▶ **EXERCISE PROMPT**: Tally up the lines that include "median" and state that number by itself.

▶ **ROWS**:

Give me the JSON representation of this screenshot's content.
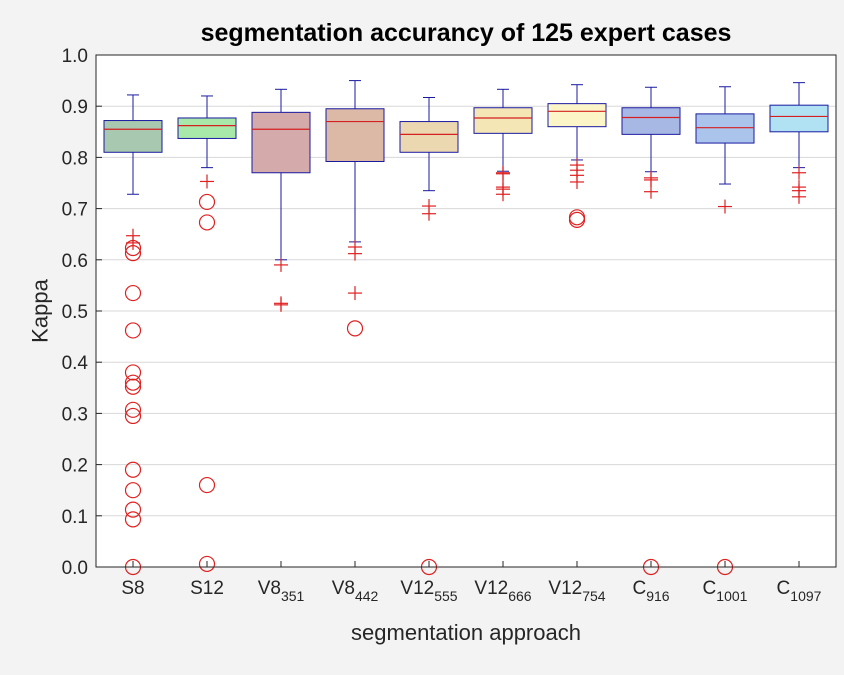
{
  "chart_data": {
    "type": "box",
    "title": "segmentation accurancy of 125 expert cases",
    "xlabel": "segmentation approach",
    "ylabel": "Kappa",
    "ylim": [
      0,
      1
    ],
    "yticks": [
      "0.0",
      "0.1",
      "0.2",
      "0.3",
      "0.4",
      "0.5",
      "0.6",
      "0.7",
      "0.8",
      "0.9",
      "1.0"
    ],
    "grid": "horizontal",
    "categories": [
      {
        "base": "S8",
        "sub": ""
      },
      {
        "base": "S12",
        "sub": ""
      },
      {
        "base": "V8",
        "sub": "351"
      },
      {
        "base": "V8",
        "sub": "442"
      },
      {
        "base": "V12",
        "sub": "555"
      },
      {
        "base": "V12",
        "sub": "666"
      },
      {
        "base": "V12",
        "sub": "754"
      },
      {
        "base": "C",
        "sub": "916"
      },
      {
        "base": "C",
        "sub": "1001"
      },
      {
        "base": "C",
        "sub": "1097"
      }
    ],
    "boxes": [
      {
        "q1": 0.81,
        "median": 0.855,
        "q3": 0.872,
        "whisker_low": 0.728,
        "whisker_high": 0.922,
        "color": "#a8c8b0",
        "outliers_plus": [
          0.647,
          0.633
        ],
        "outliers_circle": [
          0.623,
          0.613,
          0.535,
          0.462,
          0.38,
          0.36,
          0.352,
          0.307,
          0.295,
          0.19,
          0.15,
          0.112,
          0.093,
          0.0
        ]
      },
      {
        "q1": 0.837,
        "median": 0.862,
        "q3": 0.877,
        "whisker_low": 0.78,
        "whisker_high": 0.92,
        "color": "#a8e8a8",
        "outliers_plus": [
          0.753
        ],
        "outliers_circle": [
          0.713,
          0.673,
          0.16,
          0.006
        ]
      },
      {
        "q1": 0.77,
        "median": 0.855,
        "q3": 0.888,
        "whisker_low": 0.6,
        "whisker_high": 0.933,
        "color": "#d4aaaa",
        "outliers_plus": [
          0.59,
          0.515,
          0.512
        ],
        "outliers_circle": []
      },
      {
        "q1": 0.792,
        "median": 0.87,
        "q3": 0.895,
        "whisker_low": 0.635,
        "whisker_high": 0.95,
        "color": "#dbb9a6",
        "outliers_plus": [
          0.625,
          0.612,
          0.535
        ],
        "outliers_circle": [
          0.466
        ]
      },
      {
        "q1": 0.81,
        "median": 0.845,
        "q3": 0.87,
        "whisker_low": 0.735,
        "whisker_high": 0.917,
        "color": "#ecd8b0",
        "outliers_plus": [
          0.705,
          0.69
        ],
        "outliers_circle": [
          0.0
        ]
      },
      {
        "q1": 0.847,
        "median": 0.877,
        "q3": 0.897,
        "whisker_low": 0.773,
        "whisker_high": 0.933,
        "color": "#f5e6b5",
        "outliers_plus": [
          0.77,
          0.768,
          0.742,
          0.738,
          0.728
        ],
        "outliers_circle": []
      },
      {
        "q1": 0.86,
        "median": 0.89,
        "q3": 0.905,
        "whisker_low": 0.795,
        "whisker_high": 0.942,
        "color": "#fbf5c8",
        "outliers_plus": [
          0.785,
          0.775,
          0.765,
          0.752
        ],
        "outliers_circle": [
          0.683,
          0.678
        ]
      },
      {
        "q1": 0.845,
        "median": 0.878,
        "q3": 0.897,
        "whisker_low": 0.772,
        "whisker_high": 0.937,
        "color": "#a8b8e4",
        "outliers_plus": [
          0.76,
          0.756,
          0.733
        ],
        "outliers_circle": [
          0.0
        ]
      },
      {
        "q1": 0.828,
        "median": 0.858,
        "q3": 0.885,
        "whisker_low": 0.748,
        "whisker_high": 0.938,
        "color": "#aac4ec",
        "outliers_plus": [
          0.704
        ],
        "outliers_circle": [
          0.0
        ]
      },
      {
        "q1": 0.85,
        "median": 0.88,
        "q3": 0.902,
        "whisker_low": 0.78,
        "whisker_high": 0.946,
        "color": "#b0e2f4",
        "outliers_plus": [
          0.77,
          0.742,
          0.735,
          0.723
        ],
        "outliers_circle": []
      }
    ],
    "colors": {
      "box_edge": "#1a1aa0",
      "whisker": "#1a1aa0",
      "median": "#d42020",
      "outlier": "#e02020",
      "grid": "#d8d8d8",
      "axes": "#262626"
    }
  }
}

▶ **FINAL RESULT**: 11